Work to complete
Lines containing the word "DemoWorkspace" should be extracted in full.

** START OF Exercise materials **

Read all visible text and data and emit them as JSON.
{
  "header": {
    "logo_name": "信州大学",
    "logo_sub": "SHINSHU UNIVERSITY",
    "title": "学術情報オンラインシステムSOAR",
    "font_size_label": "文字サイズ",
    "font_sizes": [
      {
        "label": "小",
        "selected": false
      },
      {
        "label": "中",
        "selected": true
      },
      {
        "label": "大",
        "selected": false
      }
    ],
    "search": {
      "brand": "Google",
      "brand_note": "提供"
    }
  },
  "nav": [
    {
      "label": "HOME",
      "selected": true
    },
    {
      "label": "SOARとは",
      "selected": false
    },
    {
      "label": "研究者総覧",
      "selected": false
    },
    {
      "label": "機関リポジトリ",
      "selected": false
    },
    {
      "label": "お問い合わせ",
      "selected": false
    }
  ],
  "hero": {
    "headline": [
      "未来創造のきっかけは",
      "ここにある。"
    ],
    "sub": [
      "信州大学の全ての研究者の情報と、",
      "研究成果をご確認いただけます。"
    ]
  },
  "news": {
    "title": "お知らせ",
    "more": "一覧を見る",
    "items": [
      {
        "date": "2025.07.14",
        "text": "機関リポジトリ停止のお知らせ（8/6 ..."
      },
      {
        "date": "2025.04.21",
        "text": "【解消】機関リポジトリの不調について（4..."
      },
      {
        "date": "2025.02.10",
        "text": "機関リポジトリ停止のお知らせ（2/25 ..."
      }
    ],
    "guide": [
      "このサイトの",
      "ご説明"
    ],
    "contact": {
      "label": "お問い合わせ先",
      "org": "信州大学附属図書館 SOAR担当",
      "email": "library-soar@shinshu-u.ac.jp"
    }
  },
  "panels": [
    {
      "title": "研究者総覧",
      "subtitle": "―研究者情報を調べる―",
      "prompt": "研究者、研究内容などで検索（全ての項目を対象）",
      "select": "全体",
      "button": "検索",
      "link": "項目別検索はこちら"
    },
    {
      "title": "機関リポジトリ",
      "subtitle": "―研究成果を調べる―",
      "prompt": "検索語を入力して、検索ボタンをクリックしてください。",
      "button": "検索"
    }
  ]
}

** END OF Exercise materials **
** START OF Exercise materials **

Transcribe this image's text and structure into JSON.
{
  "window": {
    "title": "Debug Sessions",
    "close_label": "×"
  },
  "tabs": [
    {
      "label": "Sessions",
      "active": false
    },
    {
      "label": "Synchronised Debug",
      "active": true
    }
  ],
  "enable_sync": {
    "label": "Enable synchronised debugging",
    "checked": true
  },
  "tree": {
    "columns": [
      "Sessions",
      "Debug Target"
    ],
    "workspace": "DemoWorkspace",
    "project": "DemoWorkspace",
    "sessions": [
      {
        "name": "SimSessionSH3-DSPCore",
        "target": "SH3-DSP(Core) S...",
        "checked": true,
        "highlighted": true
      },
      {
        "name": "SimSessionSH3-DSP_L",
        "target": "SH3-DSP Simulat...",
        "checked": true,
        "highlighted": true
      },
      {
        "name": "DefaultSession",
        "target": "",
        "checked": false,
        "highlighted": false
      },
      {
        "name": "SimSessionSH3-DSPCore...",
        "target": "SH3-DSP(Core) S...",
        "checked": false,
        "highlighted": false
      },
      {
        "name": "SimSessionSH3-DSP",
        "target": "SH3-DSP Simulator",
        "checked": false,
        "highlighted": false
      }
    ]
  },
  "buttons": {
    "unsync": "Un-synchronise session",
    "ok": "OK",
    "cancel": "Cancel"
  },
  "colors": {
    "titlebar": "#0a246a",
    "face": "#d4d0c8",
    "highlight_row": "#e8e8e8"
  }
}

** END OF Exercise materials **

Solution to this problem
    "workspace": "DemoWorkspace",
    "project": "DemoWorkspace",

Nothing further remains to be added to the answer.